Copy each line below in which the string "mean" occurs.

Start

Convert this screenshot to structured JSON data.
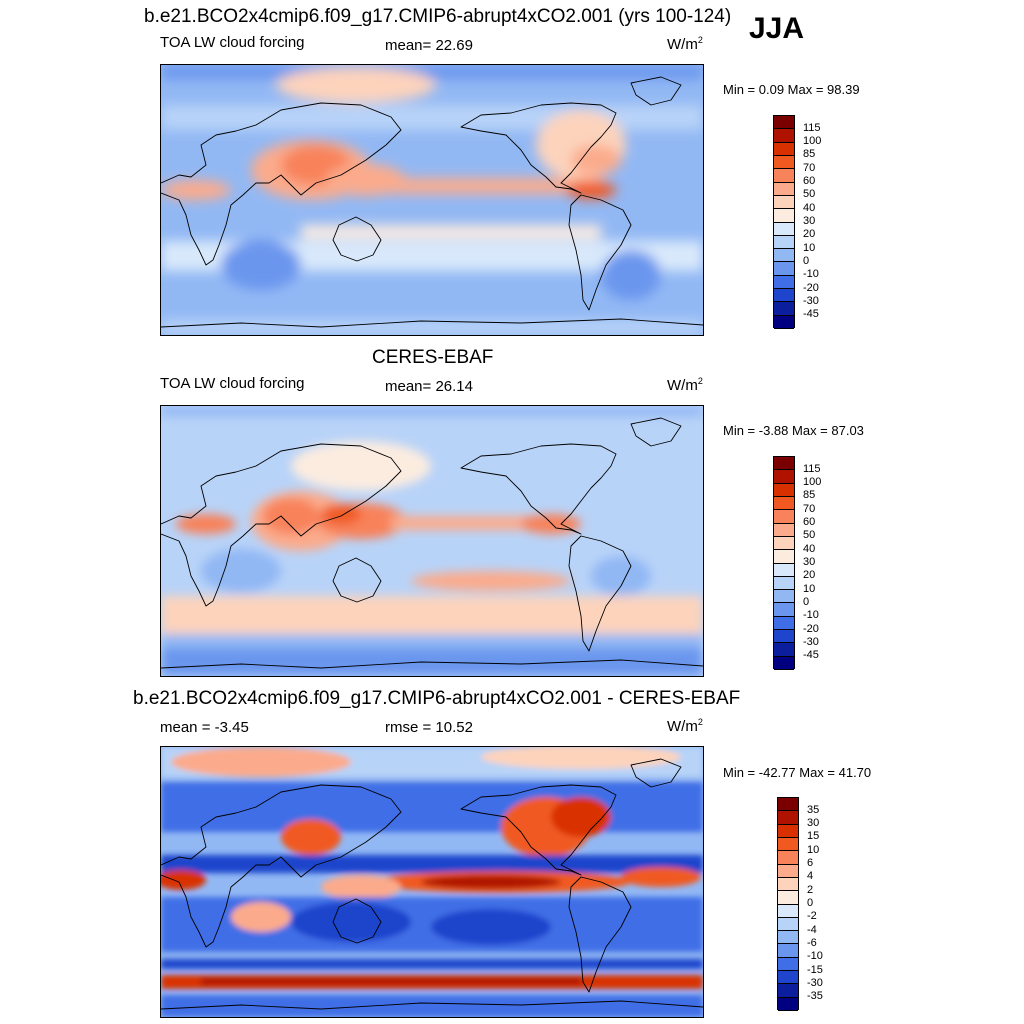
{
  "season": "JJA",
  "units_base": "W/m",
  "units_exp": "2",
  "panels": [
    {
      "title": "b.e21.BCO2x4cmip6.f09_g17.CMIP6-abrupt4xCO2.001 (yrs 100-124)",
      "left_label": "TOA LW cloud forcing",
      "center_label": "mean=  22.69",
      "minmax": "Min =   0.09 Max =  98.39",
      "colorbar_labels": [
        "115",
        "100",
        "85",
        "70",
        "60",
        "50",
        "40",
        "30",
        "20",
        "10",
        "0",
        "-10",
        "-20",
        "-30",
        "-45"
      ],
      "colorbar_colors": [
        "#7a0000",
        "#b01200",
        "#d93000",
        "#f05a20",
        "#f8825a",
        "#fbab8c",
        "#fdd3bc",
        "#fcece0",
        "#d9e9fb",
        "#b8d3f8",
        "#92b8f4",
        "#6a96ee",
        "#3f6ee6",
        "#1f45cc",
        "#0a1e9e",
        "#000080"
      ],
      "chart_data": {
        "type": "heatmap",
        "variable": "TOA LW cloud forcing",
        "mean": 22.69,
        "min": 0.09,
        "max": 98.39,
        "contour_levels": [
          -45,
          -30,
          -20,
          -10,
          0,
          10,
          20,
          30,
          40,
          50,
          60,
          70,
          85,
          100,
          115
        ]
      }
    },
    {
      "title": "CERES-EBAF",
      "left_label": "TOA LW cloud forcing",
      "center_label": "mean=  26.14",
      "minmax": "Min =  -3.88 Max =  87.03",
      "colorbar_labels": [
        "115",
        "100",
        "85",
        "70",
        "60",
        "50",
        "40",
        "30",
        "20",
        "10",
        "0",
        "-10",
        "-20",
        "-30",
        "-45"
      ],
      "colorbar_colors": [
        "#7a0000",
        "#b01200",
        "#d93000",
        "#f05a20",
        "#f8825a",
        "#fbab8c",
        "#fdd3bc",
        "#fcece0",
        "#d9e9fb",
        "#b8d3f8",
        "#92b8f4",
        "#6a96ee",
        "#3f6ee6",
        "#1f45cc",
        "#0a1e9e",
        "#000080"
      ],
      "chart_data": {
        "type": "heatmap",
        "variable": "TOA LW cloud forcing",
        "mean": 26.14,
        "min": -3.88,
        "max": 87.03,
        "contour_levels": [
          -45,
          -30,
          -20,
          -10,
          0,
          10,
          20,
          30,
          40,
          50,
          60,
          70,
          85,
          100,
          115
        ]
      }
    },
    {
      "title": "b.e21.BCO2x4cmip6.f09_g17.CMIP6-abrupt4xCO2.001 - CERES-EBAF",
      "left_label": "mean =  -3.45",
      "center_label": "rmse =  10.52",
      "minmax": "Min = -42.77 Max =  41.70",
      "colorbar_labels": [
        "35",
        "30",
        "15",
        "10",
        "6",
        "4",
        "2",
        "0",
        "-2",
        "-4",
        "-6",
        "-10",
        "-15",
        "-30",
        "-35"
      ],
      "colorbar_colors": [
        "#7a0000",
        "#b01200",
        "#d93000",
        "#f05a20",
        "#f8825a",
        "#fbab8c",
        "#fdd3bc",
        "#fcece0",
        "#d9e9fb",
        "#b8d3f8",
        "#92b8f4",
        "#6a96ee",
        "#3f6ee6",
        "#1f45cc",
        "#0a1e9e",
        "#000080"
      ],
      "chart_data": {
        "type": "heatmap",
        "variable": "difference",
        "mean": -3.45,
        "rmse": 10.52,
        "min": -42.77,
        "max": 41.7,
        "contour_levels": [
          -35,
          -30,
          -15,
          -10,
          -6,
          -4,
          -2,
          0,
          2,
          4,
          6,
          10,
          15,
          30,
          35
        ]
      }
    }
  ]
}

End

TASK SOLUTION:
      "center_label": "mean=  22.69",
        "mean": 22.69,
      "center_label": "mean=  26.14",
        "mean": 26.14,
      "left_label": "mean =  -3.45",
        "mean": -3.45,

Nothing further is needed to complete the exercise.